-- start --
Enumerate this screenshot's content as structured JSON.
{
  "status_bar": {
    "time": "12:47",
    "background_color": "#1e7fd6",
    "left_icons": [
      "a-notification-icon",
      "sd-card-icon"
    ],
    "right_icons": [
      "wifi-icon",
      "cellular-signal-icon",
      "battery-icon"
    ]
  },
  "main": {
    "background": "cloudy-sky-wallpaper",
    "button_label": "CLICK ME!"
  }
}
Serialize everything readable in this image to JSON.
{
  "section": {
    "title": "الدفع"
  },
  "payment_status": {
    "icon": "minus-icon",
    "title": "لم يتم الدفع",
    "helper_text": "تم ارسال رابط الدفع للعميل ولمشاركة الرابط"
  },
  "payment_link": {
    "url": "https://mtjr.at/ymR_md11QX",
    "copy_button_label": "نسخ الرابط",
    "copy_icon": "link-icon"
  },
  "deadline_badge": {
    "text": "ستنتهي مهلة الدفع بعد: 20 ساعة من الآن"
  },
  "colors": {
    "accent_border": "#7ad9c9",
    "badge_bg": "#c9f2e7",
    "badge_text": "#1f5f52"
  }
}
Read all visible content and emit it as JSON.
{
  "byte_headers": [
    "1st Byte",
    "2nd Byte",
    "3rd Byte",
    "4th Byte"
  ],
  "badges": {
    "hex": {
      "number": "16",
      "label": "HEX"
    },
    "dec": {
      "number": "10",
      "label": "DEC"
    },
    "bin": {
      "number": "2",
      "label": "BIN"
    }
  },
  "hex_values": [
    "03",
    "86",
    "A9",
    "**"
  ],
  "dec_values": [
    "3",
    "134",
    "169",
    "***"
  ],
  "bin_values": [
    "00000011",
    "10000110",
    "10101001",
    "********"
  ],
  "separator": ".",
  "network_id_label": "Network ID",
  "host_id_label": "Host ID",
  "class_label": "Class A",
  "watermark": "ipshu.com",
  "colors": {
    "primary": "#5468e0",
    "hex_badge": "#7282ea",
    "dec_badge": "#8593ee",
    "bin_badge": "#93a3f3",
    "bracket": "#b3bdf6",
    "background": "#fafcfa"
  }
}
-- end --
◆ **What the task asks**
Would you reproduce all the entries exactly?

◆ **Complete output**
Enumerate this screenshot's content as structured JSON.
{
  "status_bar": {
    "time": "12:47",
    "background_color": "#1e7fd6",
    "left_icons": [
      "a-notification-icon",
      "sd-card-icon"
    ],
    "right_icons": [
      "wifi-icon",
      "cellular-signal-icon",
      "battery-icon"
    ]
  },
  "main": {
    "background": "cloudy-sky-wallpaper",
    "button_label": "CLICK ME!"
  }
}
Serialize everything readable in this image to JSON.
{
  "section": {
    "title": "الدفع"
  },
  "payment_status": {
    "icon": "minus-icon",
    "title": "لم يتم الدفع",
    "helper_text": "تم ارسال رابط الدفع للعميل ولمشاركة الرابط"
  },
  "payment_link": {
    "url": "https://mtjr.at/ymR_md11QX",
    "copy_button_label": "نسخ الرابط",
    "copy_icon": "link-icon"
  },
  "deadline_badge": {
    "text": "ستنتهي مهلة الدفع بعد: 20 ساعة من الآن"
  },
  "colors": {
    "accent_border": "#7ad9c9",
    "badge_bg": "#c9f2e7",
    "badge_text": "#1f5f52"
  }
}
Read all visible content and emit it as JSON.
{
  "byte_headers": [
    "1st Byte",
    "2nd Byte",
    "3rd Byte",
    "4th Byte"
  ],
  "badges": {
    "hex": {
      "number": "16",
      "label": "HEX"
    },
    "dec": {
      "number": "10",
      "label": "DEC"
    },
    "bin": {
      "number": "2",
      "label": "BIN"
    }
  },
  "hex_values": [
    "03",
    "86",
    "A9",
    "**"
  ],
  "dec_values": [
    "3",
    "134",
    "169",
    "***"
  ],
  "bin_values": [
    "00000011",
    "10000110",
    "10101001",
    "********"
  ],
  "separator": ".",
  "network_id_label": "Network ID",
  "host_id_label": "Host ID",
  "class_label": "Class A",
  "watermark": "ipshu.com",
  "colors": {
    "primary": "#5468e0",
    "hex_badge": "#7282ea",
    "dec_badge": "#8593ee",
    "bin_badge": "#93a3f3",
    "bracket": "#b3bdf6",
    "background": "#fafcfa"
  }
}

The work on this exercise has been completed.